Collected data
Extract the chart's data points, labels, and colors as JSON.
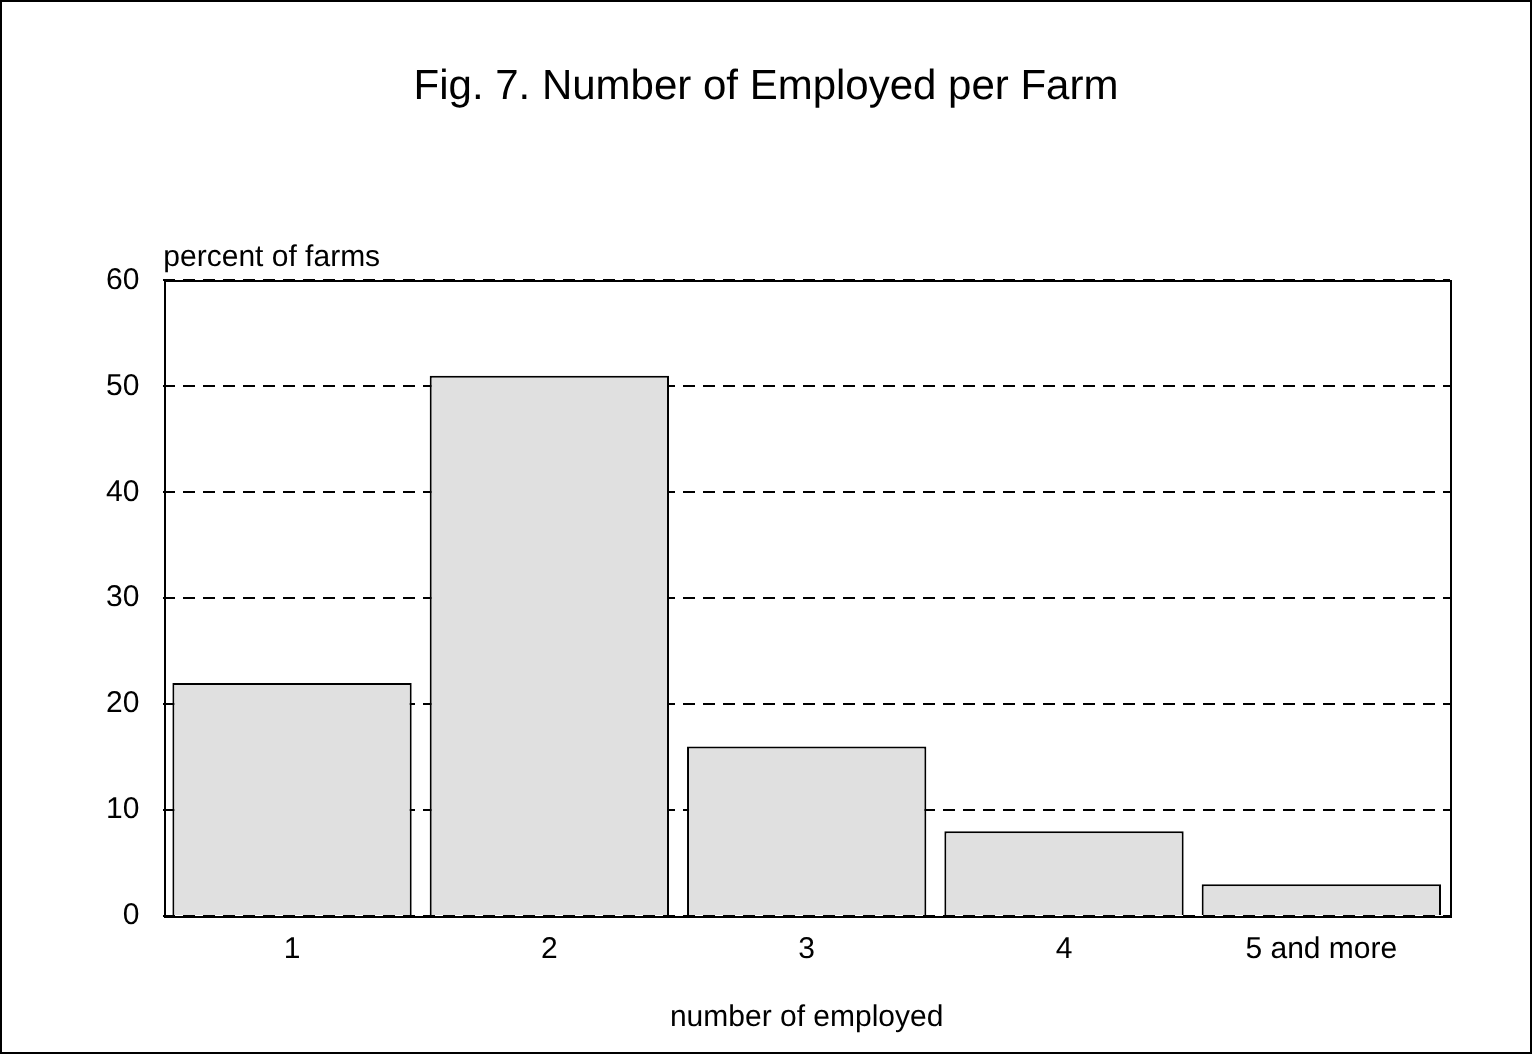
{
  "chart_data": {
    "type": "bar",
    "title": "Fig. 7. Number of Employed per Farm",
    "xlabel": "number of employed",
    "ylabel": "percent of farms",
    "categories": [
      "1",
      "2",
      "3",
      "4",
      "5 and more"
    ],
    "values": [
      22,
      51,
      16,
      8,
      3
    ],
    "color": "#e0e0e0",
    "ylim": [
      0,
      60
    ],
    "yticks": [
      0,
      10,
      20,
      30,
      40,
      50,
      60
    ],
    "grid": "y",
    "legend": false
  }
}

Task details:
Your task is to repeat the material above exactly, without its pictures.

Written response:
Extract the chart's data points, labels, and colors as JSON.
{
  "chart_data": {
    "type": "bar",
    "title": "Fig. 7. Number of Employed per Farm",
    "xlabel": "number of employed",
    "ylabel": "percent of farms",
    "categories": [
      "1",
      "2",
      "3",
      "4",
      "5 and more"
    ],
    "values": [
      22,
      51,
      16,
      8,
      3
    ],
    "color": "#e0e0e0",
    "ylim": [
      0,
      60
    ],
    "yticks": [
      0,
      10,
      20,
      30,
      40,
      50,
      60
    ],
    "grid": "y",
    "legend": false
  }
}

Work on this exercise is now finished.